• [PROBLEM STATEMENT]
Pick out each line with the word "periä" from the material that follows.

----- INPUT RECORDS

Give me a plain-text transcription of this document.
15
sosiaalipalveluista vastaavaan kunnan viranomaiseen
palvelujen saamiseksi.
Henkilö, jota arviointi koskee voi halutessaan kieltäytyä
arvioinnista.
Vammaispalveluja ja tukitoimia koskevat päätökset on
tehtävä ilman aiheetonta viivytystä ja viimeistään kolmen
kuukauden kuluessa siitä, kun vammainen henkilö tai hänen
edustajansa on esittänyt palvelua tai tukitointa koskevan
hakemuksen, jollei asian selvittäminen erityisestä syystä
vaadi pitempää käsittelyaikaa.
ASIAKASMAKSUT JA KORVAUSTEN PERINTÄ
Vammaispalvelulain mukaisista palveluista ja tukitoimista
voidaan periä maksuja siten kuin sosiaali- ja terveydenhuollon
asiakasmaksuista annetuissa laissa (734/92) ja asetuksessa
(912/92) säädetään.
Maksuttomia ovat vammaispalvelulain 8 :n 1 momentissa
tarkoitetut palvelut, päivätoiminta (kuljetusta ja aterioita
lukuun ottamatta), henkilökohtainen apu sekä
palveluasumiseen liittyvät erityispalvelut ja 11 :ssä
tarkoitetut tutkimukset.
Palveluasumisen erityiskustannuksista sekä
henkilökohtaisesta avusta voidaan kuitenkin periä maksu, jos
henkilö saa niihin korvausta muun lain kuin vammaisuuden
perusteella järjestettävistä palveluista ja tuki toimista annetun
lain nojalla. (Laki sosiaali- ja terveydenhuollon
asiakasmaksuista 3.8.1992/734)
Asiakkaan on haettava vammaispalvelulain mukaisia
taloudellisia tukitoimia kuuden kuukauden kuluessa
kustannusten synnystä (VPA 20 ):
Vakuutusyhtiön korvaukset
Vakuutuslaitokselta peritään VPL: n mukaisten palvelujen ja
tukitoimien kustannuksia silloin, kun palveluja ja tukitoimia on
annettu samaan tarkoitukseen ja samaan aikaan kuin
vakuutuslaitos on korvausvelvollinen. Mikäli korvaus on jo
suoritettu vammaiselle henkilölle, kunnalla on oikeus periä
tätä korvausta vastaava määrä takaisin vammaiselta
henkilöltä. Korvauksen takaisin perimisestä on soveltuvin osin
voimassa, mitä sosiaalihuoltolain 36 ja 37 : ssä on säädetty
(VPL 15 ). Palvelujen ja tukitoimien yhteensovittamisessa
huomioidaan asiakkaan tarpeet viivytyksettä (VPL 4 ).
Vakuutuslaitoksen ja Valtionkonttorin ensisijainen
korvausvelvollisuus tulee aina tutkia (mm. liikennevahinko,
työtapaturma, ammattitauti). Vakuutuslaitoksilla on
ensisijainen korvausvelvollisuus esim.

----------

• [RESPONSE TO THIS EXERCISE]
voidaan periä maksuja siten kuin sosiaali- ja terveydenhuollon
henkilökohtaisesta avusta voidaan kuitenkin periä maksu, jos
suoritettu vammaiselle henkilölle, kunnalla on oikeus periä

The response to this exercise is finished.